*WHAT THE EXERCISE ASKS*. The entries below need to be written out exactly, with no pictures included.

┌──

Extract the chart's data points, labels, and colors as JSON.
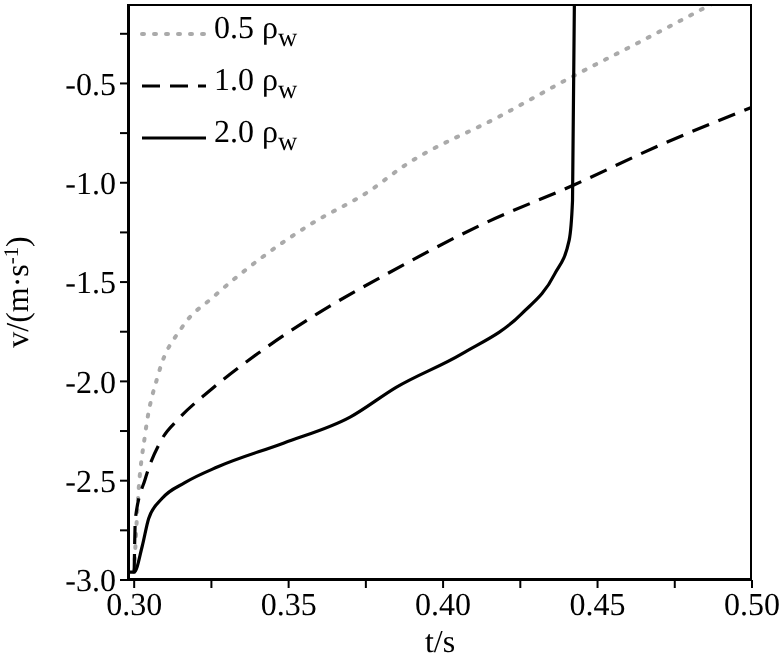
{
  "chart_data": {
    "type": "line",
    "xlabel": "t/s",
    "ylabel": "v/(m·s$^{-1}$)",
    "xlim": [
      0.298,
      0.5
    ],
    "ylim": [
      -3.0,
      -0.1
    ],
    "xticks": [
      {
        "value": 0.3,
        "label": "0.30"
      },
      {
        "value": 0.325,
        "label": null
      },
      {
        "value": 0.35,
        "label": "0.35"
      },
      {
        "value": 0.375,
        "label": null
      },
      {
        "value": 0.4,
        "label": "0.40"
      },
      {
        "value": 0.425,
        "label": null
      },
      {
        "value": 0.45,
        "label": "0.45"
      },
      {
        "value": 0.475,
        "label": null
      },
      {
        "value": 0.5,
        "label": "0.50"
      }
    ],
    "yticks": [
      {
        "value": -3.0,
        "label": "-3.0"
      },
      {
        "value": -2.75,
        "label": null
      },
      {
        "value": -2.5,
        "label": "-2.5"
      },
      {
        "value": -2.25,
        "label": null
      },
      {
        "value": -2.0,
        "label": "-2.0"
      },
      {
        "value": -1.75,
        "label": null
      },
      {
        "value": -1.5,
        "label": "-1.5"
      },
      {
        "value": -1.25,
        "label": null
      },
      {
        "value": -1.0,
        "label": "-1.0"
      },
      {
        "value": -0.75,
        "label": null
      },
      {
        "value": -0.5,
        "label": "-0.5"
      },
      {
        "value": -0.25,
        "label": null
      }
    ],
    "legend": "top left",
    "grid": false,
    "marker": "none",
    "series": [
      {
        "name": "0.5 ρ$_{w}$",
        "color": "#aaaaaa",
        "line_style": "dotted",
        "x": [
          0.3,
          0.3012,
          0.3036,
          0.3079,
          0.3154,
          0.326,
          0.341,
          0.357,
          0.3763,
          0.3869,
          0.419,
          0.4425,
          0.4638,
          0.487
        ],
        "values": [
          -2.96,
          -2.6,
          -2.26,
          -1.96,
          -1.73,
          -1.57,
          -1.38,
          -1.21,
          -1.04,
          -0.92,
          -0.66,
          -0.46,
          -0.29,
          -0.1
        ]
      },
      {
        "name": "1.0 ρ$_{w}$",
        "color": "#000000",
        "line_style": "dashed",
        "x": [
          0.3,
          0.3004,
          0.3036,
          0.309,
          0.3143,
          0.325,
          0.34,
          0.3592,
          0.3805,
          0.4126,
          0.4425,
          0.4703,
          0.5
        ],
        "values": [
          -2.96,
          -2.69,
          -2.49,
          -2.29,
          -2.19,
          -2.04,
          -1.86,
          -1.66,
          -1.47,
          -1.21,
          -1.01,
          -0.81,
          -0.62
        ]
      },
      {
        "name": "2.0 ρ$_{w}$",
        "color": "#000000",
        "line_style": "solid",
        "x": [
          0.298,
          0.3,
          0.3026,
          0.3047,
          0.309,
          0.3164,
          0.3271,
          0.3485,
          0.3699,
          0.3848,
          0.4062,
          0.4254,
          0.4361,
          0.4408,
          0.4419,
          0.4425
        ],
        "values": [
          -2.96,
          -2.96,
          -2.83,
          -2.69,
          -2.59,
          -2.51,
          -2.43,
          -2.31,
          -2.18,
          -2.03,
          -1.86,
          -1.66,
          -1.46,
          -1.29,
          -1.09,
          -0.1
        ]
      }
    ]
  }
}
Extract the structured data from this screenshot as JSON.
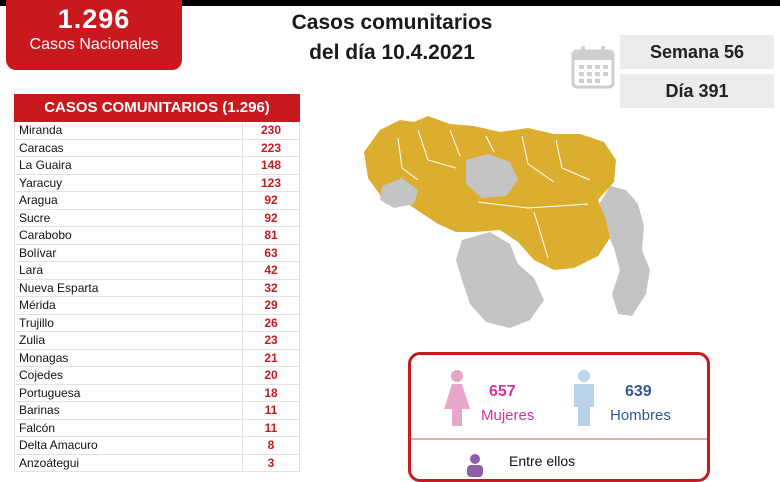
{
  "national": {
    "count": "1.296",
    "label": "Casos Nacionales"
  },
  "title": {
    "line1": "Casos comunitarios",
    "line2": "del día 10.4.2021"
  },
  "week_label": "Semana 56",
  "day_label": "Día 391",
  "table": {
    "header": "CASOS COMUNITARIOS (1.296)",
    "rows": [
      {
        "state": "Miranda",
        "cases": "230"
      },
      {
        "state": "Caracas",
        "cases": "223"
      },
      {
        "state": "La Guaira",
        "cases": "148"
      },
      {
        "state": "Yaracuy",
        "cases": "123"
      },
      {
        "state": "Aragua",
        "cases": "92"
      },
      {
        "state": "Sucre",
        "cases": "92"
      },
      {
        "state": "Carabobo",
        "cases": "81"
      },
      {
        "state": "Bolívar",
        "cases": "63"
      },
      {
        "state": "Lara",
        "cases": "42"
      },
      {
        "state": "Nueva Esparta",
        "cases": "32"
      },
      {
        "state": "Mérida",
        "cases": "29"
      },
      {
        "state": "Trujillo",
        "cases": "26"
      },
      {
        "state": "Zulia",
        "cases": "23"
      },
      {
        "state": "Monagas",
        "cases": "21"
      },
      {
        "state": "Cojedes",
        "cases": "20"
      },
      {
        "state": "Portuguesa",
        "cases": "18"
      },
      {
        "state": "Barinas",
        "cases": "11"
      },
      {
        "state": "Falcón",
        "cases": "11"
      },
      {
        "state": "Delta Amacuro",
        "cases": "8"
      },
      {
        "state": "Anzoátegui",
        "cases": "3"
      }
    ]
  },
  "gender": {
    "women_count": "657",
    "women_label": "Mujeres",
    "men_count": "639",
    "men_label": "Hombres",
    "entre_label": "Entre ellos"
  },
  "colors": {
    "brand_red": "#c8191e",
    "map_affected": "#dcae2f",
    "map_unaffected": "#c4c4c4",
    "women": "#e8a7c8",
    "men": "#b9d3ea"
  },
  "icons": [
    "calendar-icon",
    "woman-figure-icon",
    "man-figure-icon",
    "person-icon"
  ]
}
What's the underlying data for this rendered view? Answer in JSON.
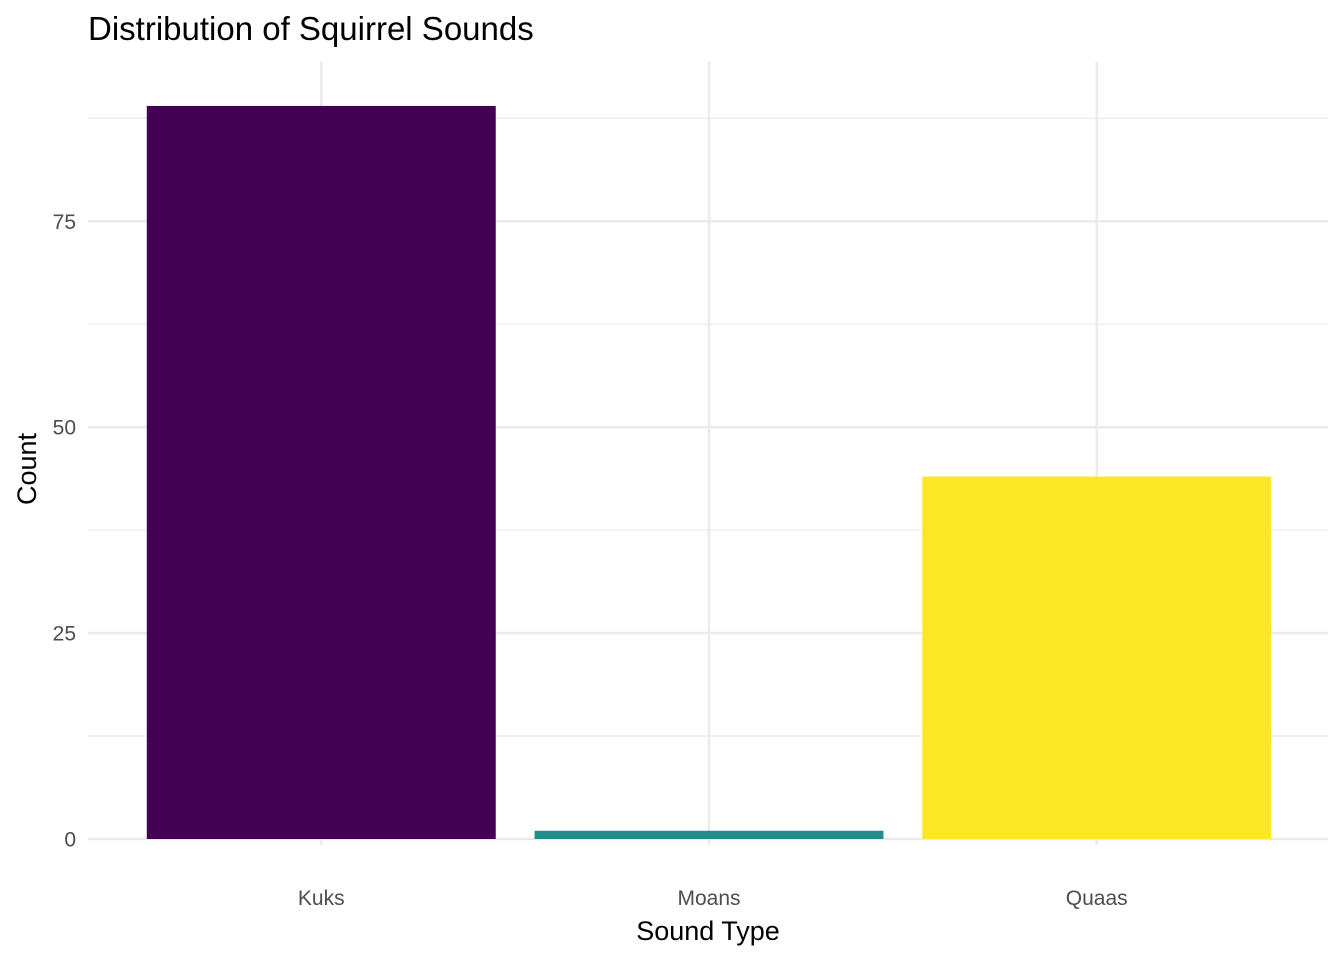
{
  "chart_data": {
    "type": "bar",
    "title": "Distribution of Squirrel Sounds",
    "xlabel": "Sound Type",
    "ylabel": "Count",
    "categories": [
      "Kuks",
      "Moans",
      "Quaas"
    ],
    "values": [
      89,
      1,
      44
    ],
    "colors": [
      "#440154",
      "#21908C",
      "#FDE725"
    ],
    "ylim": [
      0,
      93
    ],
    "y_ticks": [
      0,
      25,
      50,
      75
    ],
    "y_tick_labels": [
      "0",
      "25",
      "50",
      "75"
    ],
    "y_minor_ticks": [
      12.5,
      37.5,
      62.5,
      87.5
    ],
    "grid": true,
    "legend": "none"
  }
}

└──

*PROBLEM SOLUTION*.
Extract the chart's data points, labels, and colors as JSON.
{
  "chart_data": {
    "type": "line",
    "xlabel": "t/s",
    "ylabel": "v/(m·s$^{-1}$)",
    "xlim": [
      0.298,
      0.5
    ],
    "ylim": [
      -3.0,
      -0.1
    ],
    "xticks": [
      {
        "value": 0.3,
        "label": "0.30"
      },
      {
        "value": 0.325,
        "label": null
      },
      {
        "value": 0.35,
        "label": "0.35"
      },
      {
        "value": 0.375,
        "label": null
      },
      {
        "value": 0.4,
        "label": "0.40"
      },
      {
        "value": 0.425,
        "label": null
      },
      {
        "value": 0.45,
        "label": "0.45"
      },
      {
        "value": 0.475,
        "label": null
      },
      {
        "value": 0.5,
        "label": "0.50"
      }
    ],
    "yticks": [
      {
        "value": -3.0,
        "label": "-3.0"
      },
      {
        "value": -2.75,
        "label": null
      },
      {
        "value": -2.5,
        "label": "-2.5"
      },
      {
        "value": -2.25,
        "label": null
      },
      {
        "value": -2.0,
        "label": "-2.0"
      },
      {
        "value": -1.75,
        "label": null
      },
      {
        "value": -1.5,
        "label": "-1.5"
      },
      {
        "value": -1.25,
        "label": null
      },
      {
        "value": -1.0,
        "label": "-1.0"
      },
      {
        "value": -0.75,
        "label": null
      },
      {
        "value": -0.5,
        "label": "-0.5"
      },
      {
        "value": -0.25,
        "label": null
      }
    ],
    "legend": "top left",
    "grid": false,
    "marker": "none",
    "series": [
      {
        "name": "0.5 ρ$_{w}$",
        "color": "#aaaaaa",
        "line_style": "dotted",
        "x": [
          0.3,
          0.3012,
          0.3036,
          0.3079,
          0.3154,
          0.326,
          0.341,
          0.357,
          0.3763,
          0.3869,
          0.419,
          0.4425,
          0.4638,
          0.487
        ],
        "values": [
          -2.96,
          -2.6,
          -2.26,
          -1.96,
          -1.73,
          -1.57,
          -1.38,
          -1.21,
          -1.04,
          -0.92,
          -0.66,
          -0.46,
          -0.29,
          -0.1
        ]
      },
      {
        "name": "1.0 ρ$_{w}$",
        "color": "#000000",
        "line_style": "dashed",
        "x": [
          0.3,
          0.3004,
          0.3036,
          0.309,
          0.3143,
          0.325,
          0.34,
          0.3592,
          0.3805,
          0.4126,
          0.4425,
          0.4703,
          0.5
        ],
        "values": [
          -2.96,
          -2.69,
          -2.49,
          -2.29,
          -2.19,
          -2.04,
          -1.86,
          -1.66,
          -1.47,
          -1.21,
          -1.01,
          -0.81,
          -0.62
        ]
      },
      {
        "name": "2.0 ρ$_{w}$",
        "color": "#000000",
        "line_style": "solid",
        "x": [
          0.298,
          0.3,
          0.3026,
          0.3047,
          0.309,
          0.3164,
          0.3271,
          0.3485,
          0.3699,
          0.3848,
          0.4062,
          0.4254,
          0.4361,
          0.4408,
          0.4419,
          0.4425
        ],
        "values": [
          -2.96,
          -2.96,
          -2.83,
          -2.69,
          -2.59,
          -2.51,
          -2.43,
          -2.31,
          -2.18,
          -2.03,
          -1.86,
          -1.66,
          -1.46,
          -1.29,
          -1.09,
          -0.1
        ]
      }
    ]
  }
}
Extract the structured data from this screenshot as JSON.
{
  "national": {
    "count": "1.296",
    "label": "Casos Nacionales"
  },
  "title": {
    "line1": "Casos comunitarios",
    "line2": "del día 10.4.2021"
  },
  "week_label": "Semana 56",
  "day_label": "Día 391",
  "table": {
    "header": "CASOS COMUNITARIOS (1.296)",
    "rows": [
      {
        "state": "Miranda",
        "cases": "230"
      },
      {
        "state": "Caracas",
        "cases": "223"
      },
      {
        "state": "La Guaira",
        "cases": "148"
      },
      {
        "state": "Yaracuy",
        "cases": "123"
      },
      {
        "state": "Aragua",
        "cases": "92"
      },
      {
        "state": "Sucre",
        "cases": "92"
      },
      {
        "state": "Carabobo",
        "cases": "81"
      },
      {
        "state": "Bolívar",
        "cases": "63"
      },
      {
        "state": "Lara",
        "cases": "42"
      },
      {
        "state": "Nueva Esparta",
        "cases": "32"
      },
      {
        "state": "Mérida",
        "cases": "29"
      },
      {
        "state": "Trujillo",
        "cases": "26"
      },
      {
        "state": "Zulia",
        "cases": "23"
      },
      {
        "state": "Monagas",
        "cases": "21"
      },
      {
        "state": "Cojedes",
        "cases": "20"
      },
      {
        "state": "Portuguesa",
        "cases": "18"
      },
      {
        "state": "Barinas",
        "cases": "11"
      },
      {
        "state": "Falcón",
        "cases": "11"
      },
      {
        "state": "Delta Amacuro",
        "cases": "8"
      },
      {
        "state": "Anzoátegui",
        "cases": "3"
      }
    ]
  },
  "gender": {
    "women_count": "657",
    "women_label": "Mujeres",
    "men_count": "639",
    "men_label": "Hombres",
    "entre_label": "Entre ellos"
  },
  "colors": {
    "brand_red": "#c8191e",
    "map_affected": "#dcae2f",
    "map_unaffected": "#c4c4c4",
    "women": "#e8a7c8",
    "men": "#b9d3ea"
  },
  "icons": [
    "calendar-icon",
    "woman-figure-icon",
    "man-figure-icon",
    "person-icon"
  ]
}
What's the underlying data for this rendered view? Answer in JSON.
{
  "chart_data": {
    "type": "bar",
    "title": "Distribution of Squirrel Sounds",
    "xlabel": "Sound Type",
    "ylabel": "Count",
    "categories": [
      "Kuks",
      "Moans",
      "Quaas"
    ],
    "values": [
      89,
      1,
      44
    ],
    "colors": [
      "#440154",
      "#21908C",
      "#FDE725"
    ],
    "ylim": [
      0,
      93
    ],
    "y_ticks": [
      0,
      25,
      50,
      75
    ],
    "y_tick_labels": [
      "0",
      "25",
      "50",
      "75"
    ],
    "y_minor_ticks": [
      12.5,
      37.5,
      62.5,
      87.5
    ],
    "grid": true,
    "legend": "none"
  }
}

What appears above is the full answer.